* _Dataset_
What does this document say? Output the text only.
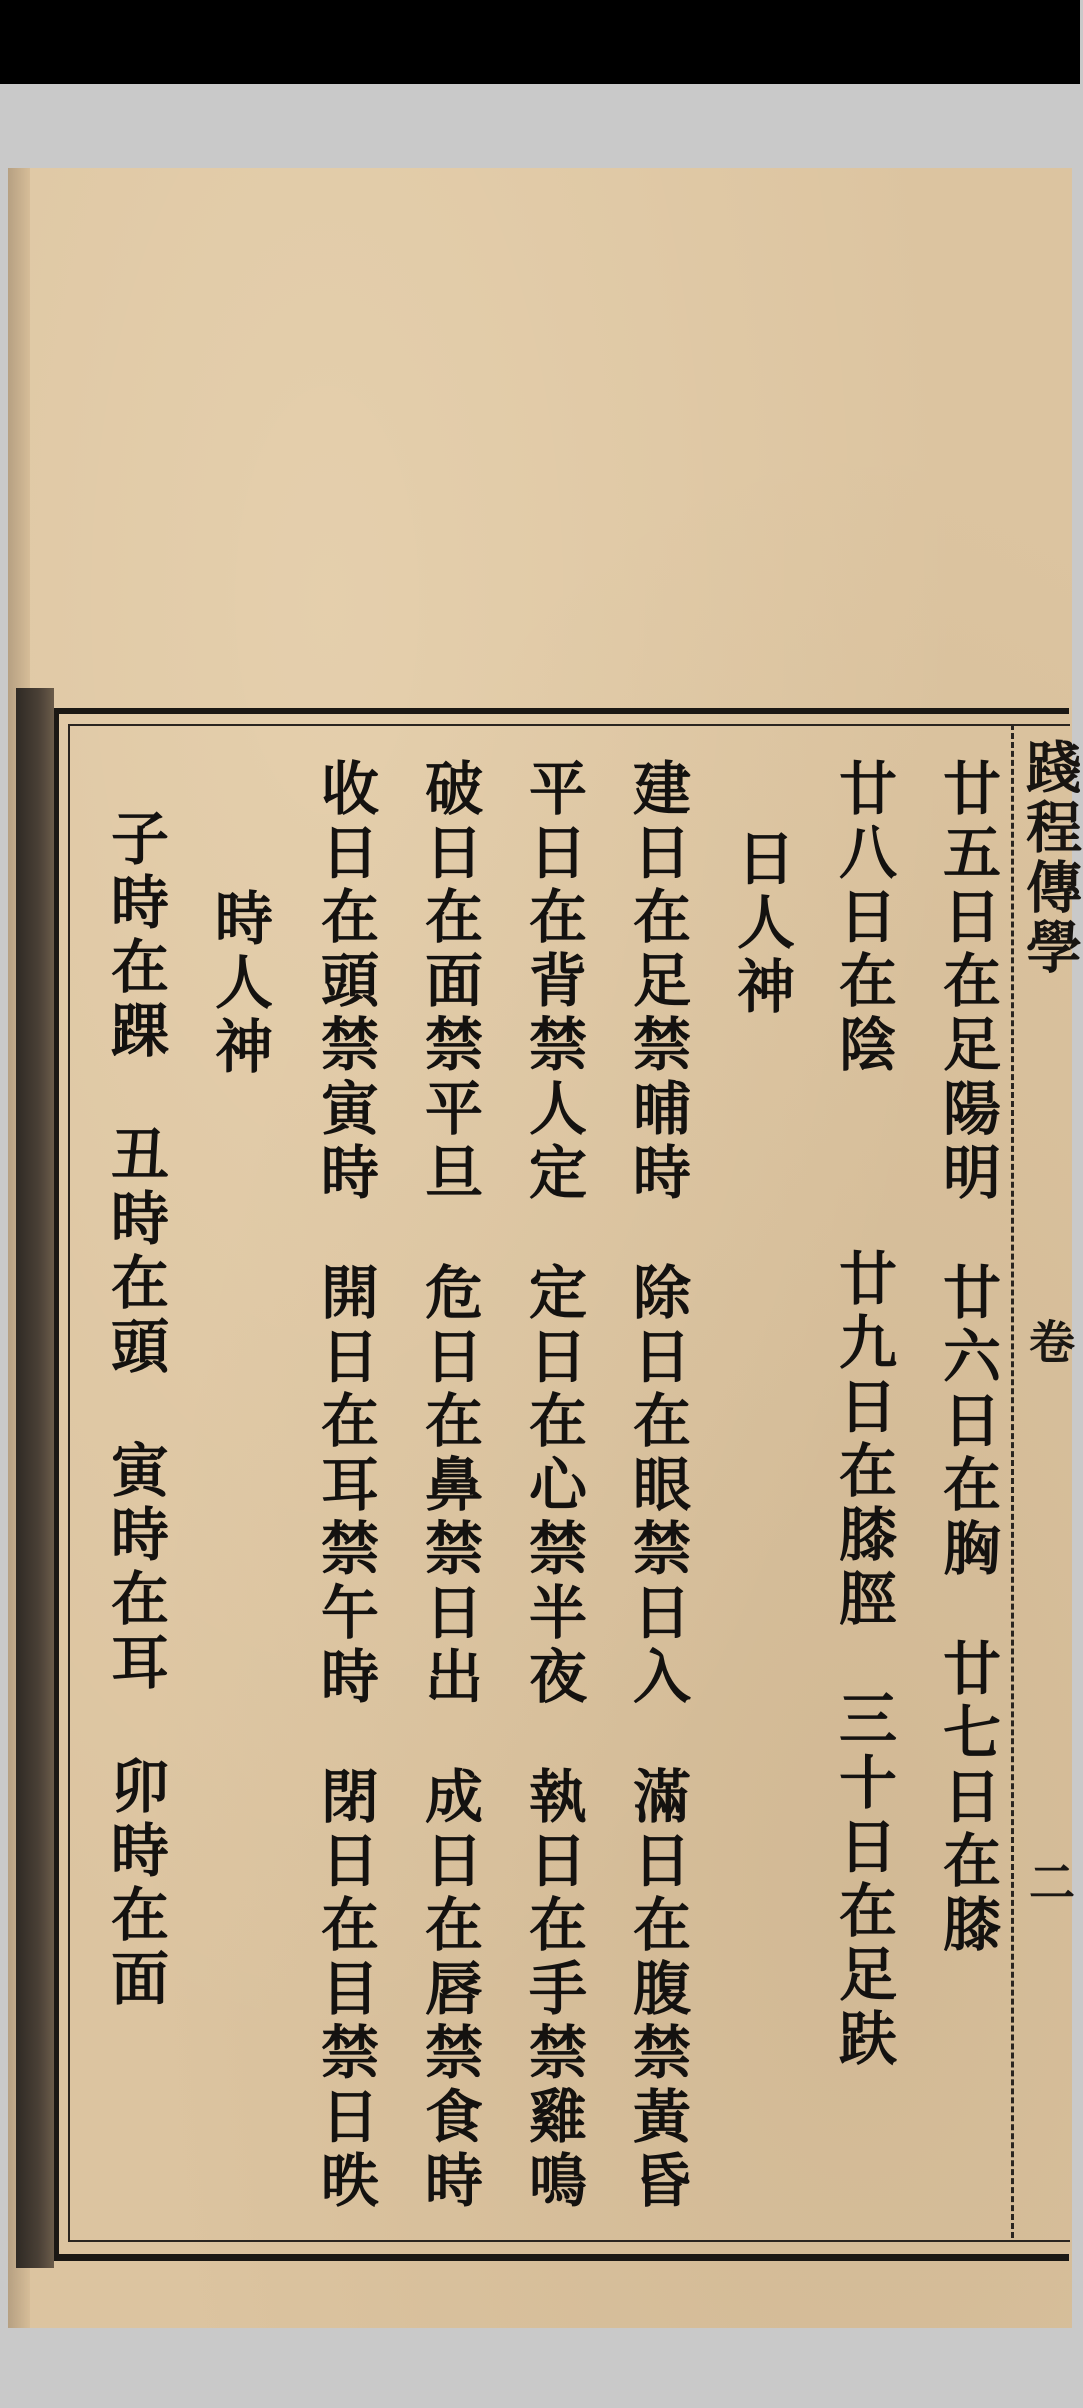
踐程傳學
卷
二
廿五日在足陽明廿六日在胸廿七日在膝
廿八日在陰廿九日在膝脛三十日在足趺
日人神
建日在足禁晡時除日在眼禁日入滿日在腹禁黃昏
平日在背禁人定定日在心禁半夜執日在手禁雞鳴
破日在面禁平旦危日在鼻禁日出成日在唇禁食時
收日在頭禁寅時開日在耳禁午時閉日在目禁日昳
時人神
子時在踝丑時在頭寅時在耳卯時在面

* _Exercise brief_
Working from the lines above, reproduce the material exactly and exclude its pictures.

* _Complete answer_
What does this document say? Output the text only.
踐程傳學
卷
二
廿五日在足陽明廿六日在胸廿七日在膝
廿八日在陰廿九日在膝脛三十日在足趺
日人神
建日在足禁晡時除日在眼禁日入滿日在腹禁黃昏
平日在背禁人定定日在心禁半夜執日在手禁雞鳴
破日在面禁平旦危日在鼻禁日出成日在唇禁食時
收日在頭禁寅時開日在耳禁午時閉日在目禁日昳
時人神
子時在踝丑時在頭寅時在耳卯時在面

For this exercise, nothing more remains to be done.